DONNÉES FOURNIES >>

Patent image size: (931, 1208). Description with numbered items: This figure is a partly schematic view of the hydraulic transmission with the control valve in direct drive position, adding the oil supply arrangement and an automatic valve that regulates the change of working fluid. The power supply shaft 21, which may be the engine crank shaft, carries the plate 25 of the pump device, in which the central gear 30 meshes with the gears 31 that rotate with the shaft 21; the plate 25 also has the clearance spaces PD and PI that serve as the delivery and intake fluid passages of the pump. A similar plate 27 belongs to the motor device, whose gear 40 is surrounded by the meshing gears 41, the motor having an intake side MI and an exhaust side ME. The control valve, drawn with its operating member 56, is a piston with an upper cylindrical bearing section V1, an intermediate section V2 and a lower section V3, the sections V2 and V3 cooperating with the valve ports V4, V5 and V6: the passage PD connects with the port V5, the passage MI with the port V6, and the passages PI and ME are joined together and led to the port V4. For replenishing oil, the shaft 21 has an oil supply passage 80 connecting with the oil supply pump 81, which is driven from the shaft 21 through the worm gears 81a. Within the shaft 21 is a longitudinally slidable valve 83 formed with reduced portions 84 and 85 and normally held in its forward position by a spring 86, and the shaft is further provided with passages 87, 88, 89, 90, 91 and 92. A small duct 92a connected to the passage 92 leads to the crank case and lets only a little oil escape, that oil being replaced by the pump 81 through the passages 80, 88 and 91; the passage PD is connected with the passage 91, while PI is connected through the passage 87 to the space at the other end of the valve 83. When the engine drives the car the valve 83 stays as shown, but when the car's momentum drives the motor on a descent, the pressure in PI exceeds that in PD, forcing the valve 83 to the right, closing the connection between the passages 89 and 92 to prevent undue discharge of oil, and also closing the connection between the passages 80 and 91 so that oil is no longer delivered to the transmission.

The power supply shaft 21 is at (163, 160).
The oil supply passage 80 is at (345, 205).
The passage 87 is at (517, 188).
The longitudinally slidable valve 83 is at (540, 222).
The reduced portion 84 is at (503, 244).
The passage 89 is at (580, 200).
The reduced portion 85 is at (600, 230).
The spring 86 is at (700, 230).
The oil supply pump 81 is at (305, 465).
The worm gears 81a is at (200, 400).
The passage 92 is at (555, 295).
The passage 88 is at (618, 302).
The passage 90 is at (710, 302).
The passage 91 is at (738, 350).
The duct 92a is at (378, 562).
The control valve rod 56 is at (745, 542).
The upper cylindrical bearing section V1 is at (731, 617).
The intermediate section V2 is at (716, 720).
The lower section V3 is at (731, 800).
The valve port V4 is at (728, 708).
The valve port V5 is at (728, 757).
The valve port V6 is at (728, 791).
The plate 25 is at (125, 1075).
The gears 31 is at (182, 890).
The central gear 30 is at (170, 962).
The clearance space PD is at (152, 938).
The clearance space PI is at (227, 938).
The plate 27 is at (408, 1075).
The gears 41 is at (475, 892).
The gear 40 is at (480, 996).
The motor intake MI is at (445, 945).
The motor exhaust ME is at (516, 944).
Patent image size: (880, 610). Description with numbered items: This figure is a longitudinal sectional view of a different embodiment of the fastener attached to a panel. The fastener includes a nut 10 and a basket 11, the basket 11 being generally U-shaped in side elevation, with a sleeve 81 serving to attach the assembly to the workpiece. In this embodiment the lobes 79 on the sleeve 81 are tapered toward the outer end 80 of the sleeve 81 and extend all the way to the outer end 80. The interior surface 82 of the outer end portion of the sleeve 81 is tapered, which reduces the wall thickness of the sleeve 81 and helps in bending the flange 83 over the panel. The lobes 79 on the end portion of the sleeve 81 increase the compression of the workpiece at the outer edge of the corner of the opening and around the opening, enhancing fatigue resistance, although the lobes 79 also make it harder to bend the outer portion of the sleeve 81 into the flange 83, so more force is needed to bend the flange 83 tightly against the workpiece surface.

OBJECTIF >>
Recopiez à l'identique les lignes depuis le début jusqu'à celle qui contient « The oil supply passage 80 is at (345, 205). », celle-ci comprise.

RÉSULTAT ATTENDU >>
Patent image size: (931, 1208). Description with numbered items: This figure is a partly schematic view of the hydraulic transmission with the control valve in direct drive position, adding the oil supply arrangement and an automatic valve that regulates the change of working fluid. The power supply shaft 21, which may be the engine crank shaft, carries the plate 25 of the pump device, in which the central gear 30 meshes with the gears 31 that rotate with the shaft 21; the plate 25 also has the clearance spaces PD and PI that serve as the delivery and intake fluid passages of the pump. A similar plate 27 belongs to the motor device, whose gear 40 is surrounded by the meshing gears 41, the motor having an intake side MI and an exhaust side ME. The control valve, drawn with its operating member 56, is a piston with an upper cylindrical bearing section V1, an intermediate section V2 and a lower section V3, the sections V2 and V3 cooperating with the valve ports V4, V5 and V6: the passage PD connects with the port V5, the passage MI with the port V6, and the passages PI and ME are joined together and led to the port V4. For replenishing oil, the shaft 21 has an oil supply passage 80 connecting with the oil supply pump 81, which is driven from the shaft 21 through the worm gears 81a. Within the shaft 21 is a longitudinally slidable valve 83 formed with reduced portions 84 and 85 and normally held in its forward position by a spring 86, and the shaft is further provided with passages 87, 88, 89, 90, 91 and 92. A small duct 92a connected to the passage 92 leads to the crank case and lets only a little oil escape, that oil being replaced by the pump 81 through the passages 80, 88 and 91; the passage PD is connected with the passage 91, while PI is connected through the passage 87 to the space at the other end of the valve 83. When the engine drives the car the valve 83 stays as shown, but when the car's momentum drives the motor on a descent, the pressure in PI exceeds that in PD, forcing the valve 83 to the right, closing the connection between the passages 89 and 92 to prevent undue discharge of oil, and also closing the connection between the passages 80 and 91 so that oil is no longer delivered to the transmission.

The power supply shaft 21 is at (163, 160).
The oil supply passage 80 is at (345, 205).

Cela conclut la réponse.